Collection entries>

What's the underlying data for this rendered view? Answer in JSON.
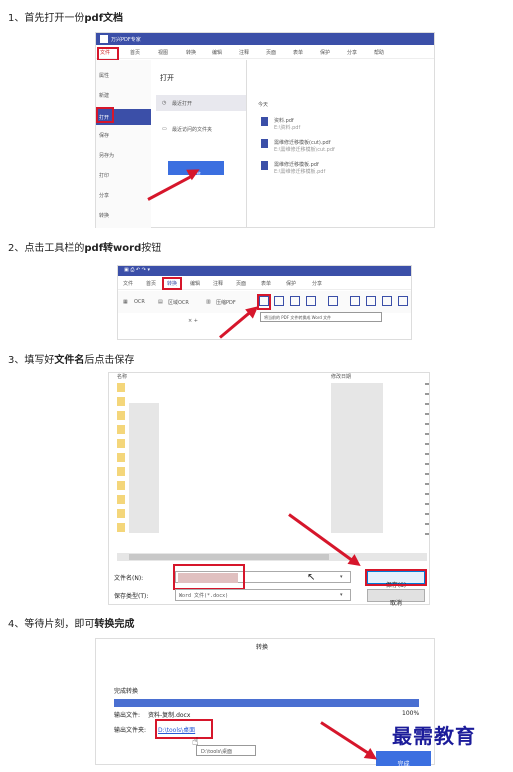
{
  "steps": [
    {
      "num": "1、",
      "pre": "首先打开一份",
      "bold": "pdf文档",
      "post": ""
    },
    {
      "num": "2、",
      "pre": "点击工具栏的",
      "bold": "pdf转word",
      "post": "按钮"
    },
    {
      "num": "3、",
      "pre": "填写好",
      "bold": "文件名",
      "post": "后点击保存"
    },
    {
      "num": "4、",
      "pre": "等待片刻，即可",
      "bold": "转换完成",
      "post": ""
    }
  ],
  "s1": {
    "app_title": "万兴PDF专家",
    "menu": [
      "文件",
      "首页",
      "视图",
      "转换",
      "编辑",
      "注释",
      "页面",
      "表单",
      "保护",
      "分享",
      "帮助"
    ],
    "side": [
      "属性",
      "新建",
      "打开",
      "保存",
      "另存为",
      "打印",
      "分享",
      "转换"
    ],
    "panel_title": "打开",
    "recent_btn": "最近打开",
    "recent_folder": "最近访问的文件夹",
    "browse": "浏览",
    "today": "今天",
    "files": [
      {
        "name": "资料.pdf",
        "path": "E:\\资料.pdf"
      },
      {
        "name": "需维修迁移模板(cut).pdf",
        "path": "E:\\需维修迁移模板\\cut.pdf"
      },
      {
        "name": "需维修迁移模板.pdf",
        "path": "E:\\需维修迁移模板.pdf"
      }
    ]
  },
  "s2": {
    "menu": [
      "文件",
      "首页",
      "视图",
      "转换",
      "编辑",
      "注释",
      "页面",
      "表单",
      "保护",
      "分享"
    ],
    "tools": [
      "OCR",
      "区域OCR",
      "压缩PDF"
    ],
    "tooltip": "将当前的 PDF 文件转换成 Word 文件"
  },
  "s3": {
    "col1": "名称",
    "col2": "修改日期",
    "filename_label": "文件名(N):",
    "filetype_label": "保存类型(T):",
    "filetype_value": "Word 文件(*.docx)",
    "save": "保存(S)",
    "cancel": "取消"
  },
  "s4": {
    "title": "转换",
    "status": "完成转换",
    "progress_pct": 100,
    "progress_label": "100%",
    "output_file_label": "输出文件:",
    "output_file": "资料-复制.docx",
    "output_folder_label": "输出文件夹:",
    "output_folder": "D:\\tools\\桌面",
    "tooltip": "D:\\tools\\桌面",
    "done": "完成"
  },
  "watermark": "最需教育",
  "colors": {
    "accent": "#3b4fa8",
    "red": "#d6162b",
    "progress": "#4a6fd1"
  }
}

Your objective>
Copy the whole of the material above exactly, but not its images.

Result of this task>
What's the underlying data for this rendered view? Answer in JSON.
{
  "steps": [
    {
      "num": "1、",
      "pre": "首先打开一份",
      "bold": "pdf文档",
      "post": ""
    },
    {
      "num": "2、",
      "pre": "点击工具栏的",
      "bold": "pdf转word",
      "post": "按钮"
    },
    {
      "num": "3、",
      "pre": "填写好",
      "bold": "文件名",
      "post": "后点击保存"
    },
    {
      "num": "4、",
      "pre": "等待片刻，即可",
      "bold": "转换完成",
      "post": ""
    }
  ],
  "s1": {
    "app_title": "万兴PDF专家",
    "menu": [
      "文件",
      "首页",
      "视图",
      "转换",
      "编辑",
      "注释",
      "页面",
      "表单",
      "保护",
      "分享",
      "帮助"
    ],
    "side": [
      "属性",
      "新建",
      "打开",
      "保存",
      "另存为",
      "打印",
      "分享",
      "转换"
    ],
    "panel_title": "打开",
    "recent_btn": "最近打开",
    "recent_folder": "最近访问的文件夹",
    "browse": "浏览",
    "today": "今天",
    "files": [
      {
        "name": "资料.pdf",
        "path": "E:\\资料.pdf"
      },
      {
        "name": "需维修迁移模板(cut).pdf",
        "path": "E:\\需维修迁移模板\\cut.pdf"
      },
      {
        "name": "需维修迁移模板.pdf",
        "path": "E:\\需维修迁移模板.pdf"
      }
    ]
  },
  "s2": {
    "menu": [
      "文件",
      "首页",
      "视图",
      "转换",
      "编辑",
      "注释",
      "页面",
      "表单",
      "保护",
      "分享"
    ],
    "tools": [
      "OCR",
      "区域OCR",
      "压缩PDF"
    ],
    "tooltip": "将当前的 PDF 文件转换成 Word 文件"
  },
  "s3": {
    "col1": "名称",
    "col2": "修改日期",
    "filename_label": "文件名(N):",
    "filetype_label": "保存类型(T):",
    "filetype_value": "Word 文件(*.docx)",
    "save": "保存(S)",
    "cancel": "取消"
  },
  "s4": {
    "title": "转换",
    "status": "完成转换",
    "progress_pct": 100,
    "progress_label": "100%",
    "output_file_label": "输出文件:",
    "output_file": "资料-复制.docx",
    "output_folder_label": "输出文件夹:",
    "output_folder": "D:\\tools\\桌面",
    "tooltip": "D:\\tools\\桌面",
    "done": "完成"
  },
  "watermark": "最需教育",
  "colors": {
    "accent": "#3b4fa8",
    "red": "#d6162b",
    "progress": "#4a6fd1"
  }
}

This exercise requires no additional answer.